Start of Material to process
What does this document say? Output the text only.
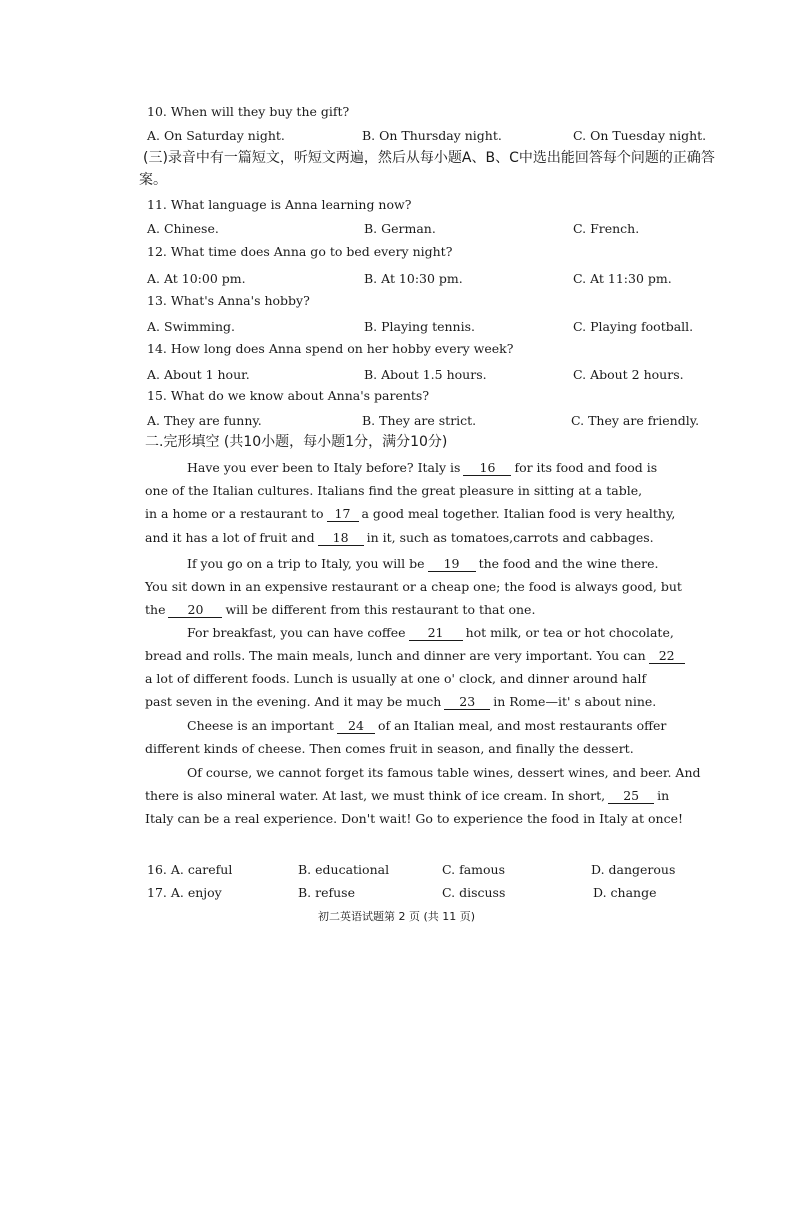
10. When will they buy the gift?
A. On Saturday night.	B. On Thursday night.	C. On Tuesday night.
(三)录音中有一篇短文，听短文两遍，然后从每小题A、B、C中选出能回答每个问题的正确答
案。
11. What language is Anna learning now?
A. Chinese.	B. German.	C. French.
12. What time does Anna go to bed every night?
A. At 10:00 pm.	B. At 10:30 pm.	C. At 11:30 pm.
13. What's Anna's hobby?
A. Swimming.	B. Playing tennis.	C. Playing football.
14. How long does Anna spend on her hobby every week?
A. About 1 hour.	B. About 1.5 hours.	C. About 2 hours.
15. What do we know about Anna's parents?
A. They are funny.	B. They are strict.	C. They are friendly.
二.完形填空 (共10小题，每小题1分，满分10分)
Have you ever been to Italy before? Italy is 16 for its food and food is
one of the Italian cultures. Italians find the great pleasure in sitting at a table,
in a home or a restaurant to 17 a good meal together. Italian food is very healthy,
and it has a lot of fruit and 18 in it, such as tomatoes,carrots and cabbages.
If you go on a trip to Italy, you will be 19 the food and the wine there.
You sit down in an expensive restaurant or a cheap one; the food is always good, but
the 20 will be different from this restaurant to that one.
For breakfast, you can have coffee 21 hot milk, or tea or hot chocolate,
bread and rolls. The main meals, lunch and dinner are very important. You can 22
a lot of different foods. Lunch is usually at one o' clock, and dinner around half
past seven in the evening. And it may be much 23 in Rome—it' s about nine.
Cheese is an important 24 of an Italian meal, and most restaurants offer
different kinds of cheese. Then comes fruit in season, and finally the dessert.
Of course, we cannot forget its famous table wines, dessert wines, and beer. And
there is also mineral water. At last, we must think of ice cream. In short, 25 in
Italy can be a real experience. Don't wait! Go to experience the food in Italy at once!
16. A. careful	B. educational	C. famous	D. dangerous
17. A. enjoy	B. refuse	C. discuss	D. change
初二英语试题第 2 页 (共 11 页)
End of Material to process
Task - Return the full material word for word. Do not include the pictures.

Written solution -
What does this document say? Output the text only.
10. When will they buy the gift?
A. On Saturday night.	B. On Thursday night.	C. On Tuesday night.
(三)录音中有一篇短文，听短文两遍，然后从每小题A、B、C中选出能回答每个问题的正确答
案。
11. What language is Anna learning now?
A. Chinese.	B. German.	C. French.
12. What time does Anna go to bed every night?
A. At 10:00 pm.	B. At 10:30 pm.	C. At 11:30 pm.
13. What's Anna's hobby?
A. Swimming.	B. Playing tennis.	C. Playing football.
14. How long does Anna spend on her hobby every week?
A. About 1 hour.	B. About 1.5 hours.	C. About 2 hours.
15. What do we know about Anna's parents?
A. They are funny.	B. They are strict.	C. They are friendly.
二.完形填空 (共10小题，每小题1分，满分10分)
Have you ever been to Italy before? Italy is 16 for its food and food is
one of the Italian cultures. Italians find the great pleasure in sitting at a table,
in a home or a restaurant to 17 a good meal together. Italian food is very healthy,
and it has a lot of fruit and 18 in it, such as tomatoes,carrots and cabbages.
If you go on a trip to Italy, you will be 19 the food and the wine there.
You sit down in an expensive restaurant or a cheap one; the food is always good, but
the 20 will be different from this restaurant to that one.
For breakfast, you can have coffee 21 hot milk, or tea or hot chocolate,
bread and rolls. The main meals, lunch and dinner are very important. You can 22
a lot of different foods. Lunch is usually at one o' clock, and dinner around half
past seven in the evening. And it may be much 23 in Rome—it' s about nine.
Cheese is an important 24 of an Italian meal, and most restaurants offer
different kinds of cheese. Then comes fruit in season, and finally the dessert.
Of course, we cannot forget its famous table wines, dessert wines, and beer. And
there is also mineral water. At last, we must think of ice cream. In short, 25 in
Italy can be a real experience. Don't wait! Go to experience the food in Italy at once!
16. A. careful	B. educational	C. famous	D. dangerous
17. A. enjoy	B. refuse	C. discuss	D. change
初二英语试题第 2 页 (共 11 页)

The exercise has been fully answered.